**Given records**
___

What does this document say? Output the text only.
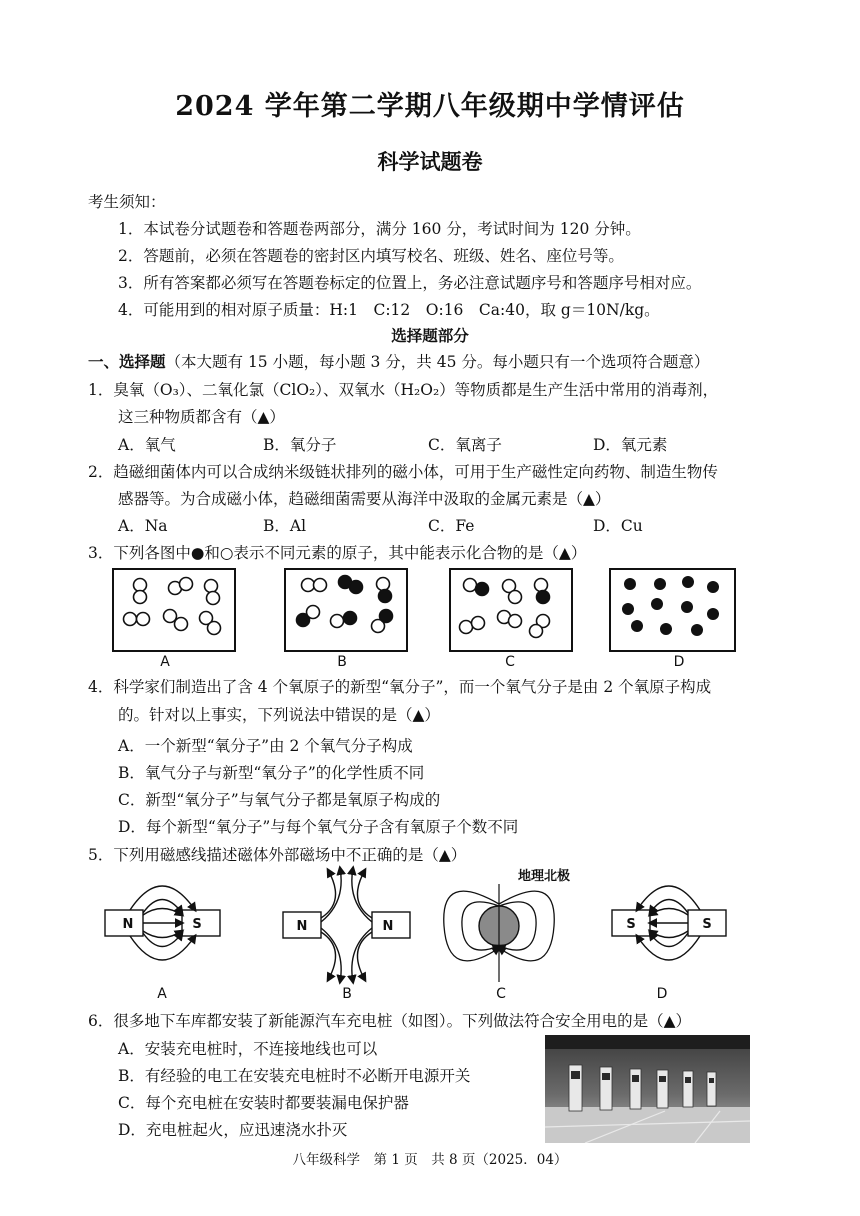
2024 学年第二学期八年级期中学情评估
科学试题卷
考生须知：
1．本试卷分试题卷和答题卷两部分，满分 160 分，考试时间为 120 分钟。
2．答题前，必须在答题卷的密封区内填写校名、班级、姓名、座位号等。
3．所有答案都必须写在答题卷标定的位置上，务必注意试题序号和答题序号相对应。
4．可能用到的相对原子质量：H:1　C:12　O:16　Ca:40，取 g＝10N/kg。
选择题部分
一、选择题（本大题有 15 小题，每小题 3 分，共 45 分。每小题只有一个选项符合题意）
1．臭氧（O₃）、二氧化氯（ClO₂）、双氧水（H₂O₂）等物质都是生产生活中常用的消毒剂，
这三种物质都含有（▲）
A．氧气	B．氧分子	C．氧离子	D．氧元素
2．趋磁细菌体内可以合成纳米级链状排列的磁小体，可用于生产磁性定向药物、制造生物传
感器等。为合成磁小体，趋磁细菌需要从海洋中汲取的金属元素是（▲）
A．Na	B．Al	C．Fe	D．Cu
3．下列各图中●和○表示不同元素的原子，其中能表示化合物的是（▲）
A	B	C	D
4．科学家们制造出了含 4 个氧原子的新型“氧分子”，而一个氧气分子是由 2 个氧原子构成
的。针对以上事实，下列说法中错误的是（▲）
A．一个新型“氧分子”由 2 个氧气分子构成
B．氧气分子与新型“氧分子”的化学性质不同
C．新型“氧分子”与氧气分子都是氧原子构成的
D．每个新型“氧分子”与每个氧气分子含有氧原子个数不同
5．下列用磁感线描述磁体外部磁场中不正确的是（▲）
N	S	N	N
地理北极
S	S
A	B	C	D
6．很多地下车库都安装了新能源汽车充电桩（如图）。下列做法符合安全用电的是（▲）
A．安装充电桩时，不连接地线也可以
B．有经验的电工在安装充电桩时不必断开电源开关
C．每个充电桩在安装时都要装漏电保护器
D．充电桩起火，应迅速浇水扑灭
八年级科学　第 1 页　共 8 页（2025．04）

___

**Set exercise**
Every entry must be reproduced exactly, with the images left out.

**Task response**
What does this document say? Output the text only.
2024 学年第二学期八年级期中学情评估
科学试题卷
考生须知：
1．本试卷分试题卷和答题卷两部分，满分 160 分，考试时间为 120 分钟。
2．答题前，必须在答题卷的密封区内填写校名、班级、姓名、座位号等。
3．所有答案都必须写在答题卷标定的位置上，务必注意试题序号和答题序号相对应。
4．可能用到的相对原子质量：H:1　C:12　O:16　Ca:40，取 g＝10N/kg。
选择题部分
一、选择题（本大题有 15 小题，每小题 3 分，共 45 分。每小题只有一个选项符合题意）
1．臭氧（O₃）、二氧化氯（ClO₂）、双氧水（H₂O₂）等物质都是生产生活中常用的消毒剂，
这三种物质都含有（▲）
A．氧气	B．氧分子	C．氧离子	D．氧元素
2．趋磁细菌体内可以合成纳米级链状排列的磁小体，可用于生产磁性定向药物、制造生物传
感器等。为合成磁小体，趋磁细菌需要从海洋中汲取的金属元素是（▲）
A．Na	B．Al	C．Fe	D．Cu
3．下列各图中●和○表示不同元素的原子，其中能表示化合物的是（▲）
A	B	C	D
4．科学家们制造出了含 4 个氧原子的新型“氧分子”，而一个氧气分子是由 2 个氧原子构成
的。针对以上事实，下列说法中错误的是（▲）
A．一个新型“氧分子”由 2 个氧气分子构成
B．氧气分子与新型“氧分子”的化学性质不同
C．新型“氧分子”与氧气分子都是氧原子构成的
D．每个新型“氧分子”与每个氧气分子含有氧原子个数不同
5．下列用磁感线描述磁体外部磁场中不正确的是（▲）
N	S	N	N
地理北极
S	S
A	B	C	D
6．很多地下车库都安装了新能源汽车充电桩（如图）。下列做法符合安全用电的是（▲）
A．安装充电桩时，不连接地线也可以
B．有经验的电工在安装充电桩时不必断开电源开关
C．每个充电桩在安装时都要装漏电保护器
D．充电桩起火，应迅速浇水扑灭
八年级科学　第 1 页　共 8 页（2025．04）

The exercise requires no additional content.